> **What to do**: Can you output the records below exactly as they are written?

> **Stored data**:
☆ ☆ ☆ ☆ ☆ ☆ ☆
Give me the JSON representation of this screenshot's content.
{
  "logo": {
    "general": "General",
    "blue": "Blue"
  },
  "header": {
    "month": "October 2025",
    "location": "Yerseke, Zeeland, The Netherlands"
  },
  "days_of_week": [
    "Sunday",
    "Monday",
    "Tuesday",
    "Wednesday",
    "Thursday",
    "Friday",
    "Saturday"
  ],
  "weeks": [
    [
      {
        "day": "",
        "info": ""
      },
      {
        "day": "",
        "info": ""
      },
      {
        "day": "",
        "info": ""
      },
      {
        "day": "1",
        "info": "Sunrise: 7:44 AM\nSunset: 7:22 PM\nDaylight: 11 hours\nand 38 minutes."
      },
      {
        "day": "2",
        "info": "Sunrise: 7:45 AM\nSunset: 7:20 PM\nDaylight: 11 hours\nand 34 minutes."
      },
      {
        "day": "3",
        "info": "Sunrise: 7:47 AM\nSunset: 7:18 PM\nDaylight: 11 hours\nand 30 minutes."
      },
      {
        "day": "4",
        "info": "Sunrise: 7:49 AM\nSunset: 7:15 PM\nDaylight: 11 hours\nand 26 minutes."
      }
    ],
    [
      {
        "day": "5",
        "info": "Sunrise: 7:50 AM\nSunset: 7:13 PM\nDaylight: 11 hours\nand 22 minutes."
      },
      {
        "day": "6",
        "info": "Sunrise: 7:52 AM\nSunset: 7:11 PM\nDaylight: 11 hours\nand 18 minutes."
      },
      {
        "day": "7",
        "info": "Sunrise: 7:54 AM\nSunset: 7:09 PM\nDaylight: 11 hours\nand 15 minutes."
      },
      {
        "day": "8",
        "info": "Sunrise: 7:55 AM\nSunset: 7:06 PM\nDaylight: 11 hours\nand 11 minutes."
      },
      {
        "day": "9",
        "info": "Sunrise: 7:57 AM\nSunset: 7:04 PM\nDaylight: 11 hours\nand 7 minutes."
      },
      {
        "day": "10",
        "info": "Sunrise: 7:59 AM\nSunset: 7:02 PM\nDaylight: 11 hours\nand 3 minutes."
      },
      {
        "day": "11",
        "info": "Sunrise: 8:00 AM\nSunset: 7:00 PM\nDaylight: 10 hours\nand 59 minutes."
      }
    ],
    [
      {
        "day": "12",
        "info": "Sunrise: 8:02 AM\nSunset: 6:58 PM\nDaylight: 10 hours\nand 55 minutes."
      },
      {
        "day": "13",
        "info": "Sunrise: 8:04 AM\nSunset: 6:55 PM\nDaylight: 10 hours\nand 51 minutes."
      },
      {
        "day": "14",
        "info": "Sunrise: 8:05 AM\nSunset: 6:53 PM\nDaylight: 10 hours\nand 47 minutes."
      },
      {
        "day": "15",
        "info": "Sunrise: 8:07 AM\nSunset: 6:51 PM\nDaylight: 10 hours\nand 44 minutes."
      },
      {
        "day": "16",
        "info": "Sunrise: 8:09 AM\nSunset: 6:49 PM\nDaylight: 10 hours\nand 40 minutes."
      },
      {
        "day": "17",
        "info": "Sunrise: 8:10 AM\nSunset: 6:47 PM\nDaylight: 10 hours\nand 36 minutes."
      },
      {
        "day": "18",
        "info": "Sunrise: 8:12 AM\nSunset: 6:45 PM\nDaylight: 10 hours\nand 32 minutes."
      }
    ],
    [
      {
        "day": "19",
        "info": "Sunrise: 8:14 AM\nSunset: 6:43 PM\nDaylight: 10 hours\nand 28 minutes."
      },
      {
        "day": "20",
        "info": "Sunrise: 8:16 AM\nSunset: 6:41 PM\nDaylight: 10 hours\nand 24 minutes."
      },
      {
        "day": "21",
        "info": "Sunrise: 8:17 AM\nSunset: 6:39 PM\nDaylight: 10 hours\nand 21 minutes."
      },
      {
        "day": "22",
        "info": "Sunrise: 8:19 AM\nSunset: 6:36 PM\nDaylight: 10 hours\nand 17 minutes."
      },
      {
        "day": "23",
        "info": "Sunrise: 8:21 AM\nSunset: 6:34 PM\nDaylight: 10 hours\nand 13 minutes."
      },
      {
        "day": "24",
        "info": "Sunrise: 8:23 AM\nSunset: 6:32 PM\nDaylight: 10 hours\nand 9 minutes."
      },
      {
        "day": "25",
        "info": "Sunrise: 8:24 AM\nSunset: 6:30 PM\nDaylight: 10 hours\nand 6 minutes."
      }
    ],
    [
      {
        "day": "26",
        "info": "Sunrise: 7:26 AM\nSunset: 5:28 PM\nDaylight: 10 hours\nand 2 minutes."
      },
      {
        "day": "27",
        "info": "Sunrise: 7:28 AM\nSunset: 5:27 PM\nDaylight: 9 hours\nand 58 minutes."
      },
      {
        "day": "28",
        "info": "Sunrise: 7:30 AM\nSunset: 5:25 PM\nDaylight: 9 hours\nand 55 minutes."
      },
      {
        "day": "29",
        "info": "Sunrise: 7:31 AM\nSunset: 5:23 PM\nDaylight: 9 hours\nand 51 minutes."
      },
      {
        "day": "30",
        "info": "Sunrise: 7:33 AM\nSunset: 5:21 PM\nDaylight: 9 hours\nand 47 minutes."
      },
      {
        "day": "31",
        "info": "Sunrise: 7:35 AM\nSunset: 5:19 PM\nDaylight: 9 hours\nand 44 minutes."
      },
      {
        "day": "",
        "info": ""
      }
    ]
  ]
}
☆ ☆ ☆ ☆ ☆ ☆ ☆
> **Answer to the problem**:
Give me the JSON representation of this screenshot's content.
{
  "logo": {
    "general": "General",
    "blue": "Blue"
  },
  "header": {
    "month": "October 2025",
    "location": "Yerseke, Zeeland, The Netherlands"
  },
  "days_of_week": [
    "Sunday",
    "Monday",
    "Tuesday",
    "Wednesday",
    "Thursday",
    "Friday",
    "Saturday"
  ],
  "weeks": [
    [
      {
        "day": "",
        "info": ""
      },
      {
        "day": "",
        "info": ""
      },
      {
        "day": "",
        "info": ""
      },
      {
        "day": "1",
        "info": "Sunrise: 7:44 AM\nSunset: 7:22 PM\nDaylight: 11 hours\nand 38 minutes."
      },
      {
        "day": "2",
        "info": "Sunrise: 7:45 AM\nSunset: 7:20 PM\nDaylight: 11 hours\nand 34 minutes."
      },
      {
        "day": "3",
        "info": "Sunrise: 7:47 AM\nSunset: 7:18 PM\nDaylight: 11 hours\nand 30 minutes."
      },
      {
        "day": "4",
        "info": "Sunrise: 7:49 AM\nSunset: 7:15 PM\nDaylight: 11 hours\nand 26 minutes."
      }
    ],
    [
      {
        "day": "5",
        "info": "Sunrise: 7:50 AM\nSunset: 7:13 PM\nDaylight: 11 hours\nand 22 minutes."
      },
      {
        "day": "6",
        "info": "Sunrise: 7:52 AM\nSunset: 7:11 PM\nDaylight: 11 hours\nand 18 minutes."
      },
      {
        "day": "7",
        "info": "Sunrise: 7:54 AM\nSunset: 7:09 PM\nDaylight: 11 hours\nand 15 minutes."
      },
      {
        "day": "8",
        "info": "Sunrise: 7:55 AM\nSunset: 7:06 PM\nDaylight: 11 hours\nand 11 minutes."
      },
      {
        "day": "9",
        "info": "Sunrise: 7:57 AM\nSunset: 7:04 PM\nDaylight: 11 hours\nand 7 minutes."
      },
      {
        "day": "10",
        "info": "Sunrise: 7:59 AM\nSunset: 7:02 PM\nDaylight: 11 hours\nand 3 minutes."
      },
      {
        "day": "11",
        "info": "Sunrise: 8:00 AM\nSunset: 7:00 PM\nDaylight: 10 hours\nand 59 minutes."
      }
    ],
    [
      {
        "day": "12",
        "info": "Sunrise: 8:02 AM\nSunset: 6:58 PM\nDaylight: 10 hours\nand 55 minutes."
      },
      {
        "day": "13",
        "info": "Sunrise: 8:04 AM\nSunset: 6:55 PM\nDaylight: 10 hours\nand 51 minutes."
      },
      {
        "day": "14",
        "info": "Sunrise: 8:05 AM\nSunset: 6:53 PM\nDaylight: 10 hours\nand 47 minutes."
      },
      {
        "day": "15",
        "info": "Sunrise: 8:07 AM\nSunset: 6:51 PM\nDaylight: 10 hours\nand 44 minutes."
      },
      {
        "day": "16",
        "info": "Sunrise: 8:09 AM\nSunset: 6:49 PM\nDaylight: 10 hours\nand 40 minutes."
      },
      {
        "day": "17",
        "info": "Sunrise: 8:10 AM\nSunset: 6:47 PM\nDaylight: 10 hours\nand 36 minutes."
      },
      {
        "day": "18",
        "info": "Sunrise: 8:12 AM\nSunset: 6:45 PM\nDaylight: 10 hours\nand 32 minutes."
      }
    ],
    [
      {
        "day": "19",
        "info": "Sunrise: 8:14 AM\nSunset: 6:43 PM\nDaylight: 10 hours\nand 28 minutes."
      },
      {
        "day": "20",
        "info": "Sunrise: 8:16 AM\nSunset: 6:41 PM\nDaylight: 10 hours\nand 24 minutes."
      },
      {
        "day": "21",
        "info": "Sunrise: 8:17 AM\nSunset: 6:39 PM\nDaylight: 10 hours\nand 21 minutes."
      },
      {
        "day": "22",
        "info": "Sunrise: 8:19 AM\nSunset: 6:36 PM\nDaylight: 10 hours\nand 17 minutes."
      },
      {
        "day": "23",
        "info": "Sunrise: 8:21 AM\nSunset: 6:34 PM\nDaylight: 10 hours\nand 13 minutes."
      },
      {
        "day": "24",
        "info": "Sunrise: 8:23 AM\nSunset: 6:32 PM\nDaylight: 10 hours\nand 9 minutes."
      },
      {
        "day": "25",
        "info": "Sunrise: 8:24 AM\nSunset: 6:30 PM\nDaylight: 10 hours\nand 6 minutes."
      }
    ],
    [
      {
        "day": "26",
        "info": "Sunrise: 7:26 AM\nSunset: 5:28 PM\nDaylight: 10 hours\nand 2 minutes."
      },
      {
        "day": "27",
        "info": "Sunrise: 7:28 AM\nSunset: 5:27 PM\nDaylight: 9 hours\nand 58 minutes."
      },
      {
        "day": "28",
        "info": "Sunrise: 7:30 AM\nSunset: 5:25 PM\nDaylight: 9 hours\nand 55 minutes."
      },
      {
        "day": "29",
        "info": "Sunrise: 7:31 AM\nSunset: 5:23 PM\nDaylight: 9 hours\nand 51 minutes."
      },
      {
        "day": "30",
        "info": "Sunrise: 7:33 AM\nSunset: 5:21 PM\nDaylight: 9 hours\nand 47 minutes."
      },
      {
        "day": "31",
        "info": "Sunrise: 7:35 AM\nSunset: 5:19 PM\nDaylight: 9 hours\nand 44 minutes."
      },
      {
        "day": "",
        "info": ""
      }
    ]
  ]
}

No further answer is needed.